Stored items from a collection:
-- begin --

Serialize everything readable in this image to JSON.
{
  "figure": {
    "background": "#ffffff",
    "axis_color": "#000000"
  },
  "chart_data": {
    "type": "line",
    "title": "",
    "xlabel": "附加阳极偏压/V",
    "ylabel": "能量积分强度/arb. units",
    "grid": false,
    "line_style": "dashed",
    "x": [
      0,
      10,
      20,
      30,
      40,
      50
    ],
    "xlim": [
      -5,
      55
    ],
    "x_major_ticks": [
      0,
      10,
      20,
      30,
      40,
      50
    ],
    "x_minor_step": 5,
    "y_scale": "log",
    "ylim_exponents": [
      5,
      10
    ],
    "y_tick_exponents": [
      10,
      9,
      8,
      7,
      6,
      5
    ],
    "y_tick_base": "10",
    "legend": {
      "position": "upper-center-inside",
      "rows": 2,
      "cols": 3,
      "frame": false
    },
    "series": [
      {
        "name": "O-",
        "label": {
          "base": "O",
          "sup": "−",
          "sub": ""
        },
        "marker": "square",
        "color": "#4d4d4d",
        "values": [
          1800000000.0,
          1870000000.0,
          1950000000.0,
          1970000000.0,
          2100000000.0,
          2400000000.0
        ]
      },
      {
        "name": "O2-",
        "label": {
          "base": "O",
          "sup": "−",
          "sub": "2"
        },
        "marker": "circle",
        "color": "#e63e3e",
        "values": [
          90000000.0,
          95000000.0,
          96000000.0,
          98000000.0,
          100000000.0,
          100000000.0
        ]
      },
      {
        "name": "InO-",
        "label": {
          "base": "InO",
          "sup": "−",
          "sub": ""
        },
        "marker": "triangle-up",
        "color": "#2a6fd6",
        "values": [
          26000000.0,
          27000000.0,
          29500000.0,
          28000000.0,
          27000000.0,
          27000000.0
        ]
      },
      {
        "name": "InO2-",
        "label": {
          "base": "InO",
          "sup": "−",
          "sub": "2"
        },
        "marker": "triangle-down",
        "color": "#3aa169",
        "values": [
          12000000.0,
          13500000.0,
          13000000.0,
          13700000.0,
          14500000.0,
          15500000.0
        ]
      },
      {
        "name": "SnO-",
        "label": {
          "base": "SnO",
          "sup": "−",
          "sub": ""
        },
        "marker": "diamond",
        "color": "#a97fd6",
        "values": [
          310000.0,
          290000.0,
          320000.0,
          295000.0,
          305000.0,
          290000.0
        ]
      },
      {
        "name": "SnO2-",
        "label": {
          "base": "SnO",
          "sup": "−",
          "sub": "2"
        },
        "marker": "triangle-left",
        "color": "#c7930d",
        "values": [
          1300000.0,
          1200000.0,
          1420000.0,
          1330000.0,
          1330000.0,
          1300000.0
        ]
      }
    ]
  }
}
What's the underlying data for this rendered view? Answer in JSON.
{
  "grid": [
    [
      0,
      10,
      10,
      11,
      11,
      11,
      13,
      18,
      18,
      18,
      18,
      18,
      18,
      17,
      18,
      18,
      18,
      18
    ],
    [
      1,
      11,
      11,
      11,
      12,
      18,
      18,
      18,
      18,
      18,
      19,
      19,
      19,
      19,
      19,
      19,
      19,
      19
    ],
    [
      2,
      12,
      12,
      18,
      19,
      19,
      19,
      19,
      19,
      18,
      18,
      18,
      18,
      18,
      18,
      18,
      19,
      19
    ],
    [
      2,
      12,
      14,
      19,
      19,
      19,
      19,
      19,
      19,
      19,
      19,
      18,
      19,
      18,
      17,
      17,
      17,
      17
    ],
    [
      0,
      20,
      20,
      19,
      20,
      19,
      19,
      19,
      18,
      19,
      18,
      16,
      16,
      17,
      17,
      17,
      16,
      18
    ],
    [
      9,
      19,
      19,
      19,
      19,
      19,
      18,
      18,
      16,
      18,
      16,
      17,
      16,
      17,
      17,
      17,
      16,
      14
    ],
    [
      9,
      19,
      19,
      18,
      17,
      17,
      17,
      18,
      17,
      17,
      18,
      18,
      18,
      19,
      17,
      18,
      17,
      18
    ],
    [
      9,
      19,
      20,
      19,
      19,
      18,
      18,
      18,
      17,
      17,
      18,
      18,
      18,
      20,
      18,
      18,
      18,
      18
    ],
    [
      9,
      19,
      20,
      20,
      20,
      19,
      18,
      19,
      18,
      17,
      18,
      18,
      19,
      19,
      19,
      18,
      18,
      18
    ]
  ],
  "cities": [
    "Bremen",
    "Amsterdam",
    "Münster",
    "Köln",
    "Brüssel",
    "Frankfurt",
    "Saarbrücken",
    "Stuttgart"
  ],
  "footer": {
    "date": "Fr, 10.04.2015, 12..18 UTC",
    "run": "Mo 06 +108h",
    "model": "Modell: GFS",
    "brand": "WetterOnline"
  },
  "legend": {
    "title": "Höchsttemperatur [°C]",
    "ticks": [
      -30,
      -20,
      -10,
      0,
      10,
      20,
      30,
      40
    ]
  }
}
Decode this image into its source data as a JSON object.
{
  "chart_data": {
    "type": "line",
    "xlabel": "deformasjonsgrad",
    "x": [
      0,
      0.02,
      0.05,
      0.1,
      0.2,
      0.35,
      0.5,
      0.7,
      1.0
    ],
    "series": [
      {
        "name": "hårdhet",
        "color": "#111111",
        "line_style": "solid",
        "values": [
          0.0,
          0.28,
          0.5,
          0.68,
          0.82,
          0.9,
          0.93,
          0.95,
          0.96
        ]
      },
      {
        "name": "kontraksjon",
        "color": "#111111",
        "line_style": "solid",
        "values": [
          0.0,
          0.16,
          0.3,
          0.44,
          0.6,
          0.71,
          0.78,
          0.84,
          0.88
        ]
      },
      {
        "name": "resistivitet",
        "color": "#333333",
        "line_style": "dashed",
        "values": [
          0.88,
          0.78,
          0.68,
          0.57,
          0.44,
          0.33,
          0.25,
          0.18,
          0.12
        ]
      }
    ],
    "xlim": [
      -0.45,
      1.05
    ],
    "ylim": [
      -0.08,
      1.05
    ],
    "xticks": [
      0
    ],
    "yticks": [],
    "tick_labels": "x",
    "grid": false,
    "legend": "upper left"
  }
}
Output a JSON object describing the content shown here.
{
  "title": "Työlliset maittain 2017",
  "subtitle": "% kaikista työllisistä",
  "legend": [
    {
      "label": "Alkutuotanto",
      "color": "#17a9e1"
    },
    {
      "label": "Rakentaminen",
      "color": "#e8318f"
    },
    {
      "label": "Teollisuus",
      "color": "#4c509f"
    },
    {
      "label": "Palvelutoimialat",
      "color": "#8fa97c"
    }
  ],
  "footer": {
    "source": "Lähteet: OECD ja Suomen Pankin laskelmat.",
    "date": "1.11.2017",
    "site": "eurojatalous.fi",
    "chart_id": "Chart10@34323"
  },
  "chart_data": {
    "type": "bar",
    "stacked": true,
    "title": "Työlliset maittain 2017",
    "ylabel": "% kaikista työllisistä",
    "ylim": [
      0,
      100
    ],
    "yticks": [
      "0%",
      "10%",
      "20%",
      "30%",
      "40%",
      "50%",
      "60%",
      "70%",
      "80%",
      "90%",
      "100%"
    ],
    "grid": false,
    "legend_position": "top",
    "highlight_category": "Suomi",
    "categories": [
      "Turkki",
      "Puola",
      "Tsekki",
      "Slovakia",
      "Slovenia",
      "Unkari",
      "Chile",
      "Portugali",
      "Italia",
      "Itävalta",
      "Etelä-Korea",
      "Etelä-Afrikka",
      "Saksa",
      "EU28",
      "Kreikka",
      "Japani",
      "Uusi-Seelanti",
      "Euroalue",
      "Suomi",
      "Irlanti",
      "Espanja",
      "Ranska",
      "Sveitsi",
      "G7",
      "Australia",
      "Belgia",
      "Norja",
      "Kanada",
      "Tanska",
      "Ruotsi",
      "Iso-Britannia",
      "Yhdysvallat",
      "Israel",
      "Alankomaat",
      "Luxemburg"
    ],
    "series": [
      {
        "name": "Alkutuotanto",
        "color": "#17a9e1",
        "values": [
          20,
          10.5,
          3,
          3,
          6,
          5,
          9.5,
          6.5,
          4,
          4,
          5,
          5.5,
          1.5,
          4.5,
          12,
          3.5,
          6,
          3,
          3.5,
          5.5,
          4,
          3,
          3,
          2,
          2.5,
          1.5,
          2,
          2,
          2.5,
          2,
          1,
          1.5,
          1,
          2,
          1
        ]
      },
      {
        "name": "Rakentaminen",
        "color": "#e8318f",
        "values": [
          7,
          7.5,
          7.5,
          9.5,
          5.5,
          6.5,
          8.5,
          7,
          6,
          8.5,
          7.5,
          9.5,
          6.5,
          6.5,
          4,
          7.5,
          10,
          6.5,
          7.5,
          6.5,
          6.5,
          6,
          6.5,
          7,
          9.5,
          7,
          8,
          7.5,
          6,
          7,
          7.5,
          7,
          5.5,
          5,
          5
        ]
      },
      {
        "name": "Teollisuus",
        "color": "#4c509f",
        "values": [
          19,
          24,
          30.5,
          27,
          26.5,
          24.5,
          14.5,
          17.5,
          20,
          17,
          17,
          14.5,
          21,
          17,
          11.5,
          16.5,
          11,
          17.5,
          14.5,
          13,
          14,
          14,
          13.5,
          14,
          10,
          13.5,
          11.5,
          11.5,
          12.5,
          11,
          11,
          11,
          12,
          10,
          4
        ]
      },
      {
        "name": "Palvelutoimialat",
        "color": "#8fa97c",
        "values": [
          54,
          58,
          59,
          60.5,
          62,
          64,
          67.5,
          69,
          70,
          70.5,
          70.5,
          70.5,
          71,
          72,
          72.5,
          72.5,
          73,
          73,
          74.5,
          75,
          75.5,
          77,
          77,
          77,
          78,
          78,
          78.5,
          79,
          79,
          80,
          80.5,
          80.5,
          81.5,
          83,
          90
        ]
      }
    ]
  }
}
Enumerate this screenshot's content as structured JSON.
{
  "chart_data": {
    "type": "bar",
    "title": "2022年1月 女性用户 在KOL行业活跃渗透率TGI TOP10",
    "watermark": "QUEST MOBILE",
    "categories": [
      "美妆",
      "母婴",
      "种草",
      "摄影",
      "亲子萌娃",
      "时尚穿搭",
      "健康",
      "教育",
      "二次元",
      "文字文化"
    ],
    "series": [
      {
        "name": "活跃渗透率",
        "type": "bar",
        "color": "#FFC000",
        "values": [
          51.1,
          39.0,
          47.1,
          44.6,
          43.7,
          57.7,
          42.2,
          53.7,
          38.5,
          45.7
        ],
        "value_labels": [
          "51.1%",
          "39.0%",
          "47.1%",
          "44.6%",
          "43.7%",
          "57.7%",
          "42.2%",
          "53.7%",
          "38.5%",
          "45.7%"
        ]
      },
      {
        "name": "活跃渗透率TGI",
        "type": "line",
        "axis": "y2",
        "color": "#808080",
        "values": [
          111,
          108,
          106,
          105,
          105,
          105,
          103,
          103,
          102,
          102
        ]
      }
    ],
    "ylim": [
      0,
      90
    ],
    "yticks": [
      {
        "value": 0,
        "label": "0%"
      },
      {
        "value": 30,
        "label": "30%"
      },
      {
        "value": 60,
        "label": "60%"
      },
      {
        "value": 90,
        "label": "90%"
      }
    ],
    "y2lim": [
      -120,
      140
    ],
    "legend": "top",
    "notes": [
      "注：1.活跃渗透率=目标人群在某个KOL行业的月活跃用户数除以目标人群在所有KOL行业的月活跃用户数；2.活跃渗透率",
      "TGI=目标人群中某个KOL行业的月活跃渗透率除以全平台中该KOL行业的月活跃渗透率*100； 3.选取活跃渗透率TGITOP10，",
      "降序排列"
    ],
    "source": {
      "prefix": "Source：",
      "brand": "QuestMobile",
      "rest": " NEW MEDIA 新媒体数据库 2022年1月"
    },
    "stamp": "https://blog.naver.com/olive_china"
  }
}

-- end --

Only lines with the string "ylabel" belong in your answer; copy each one.

**TASK RESULT:**
    "ylabel": "能量积分强度/arb. units",
    "ylabel": "% kaikista työllisistä",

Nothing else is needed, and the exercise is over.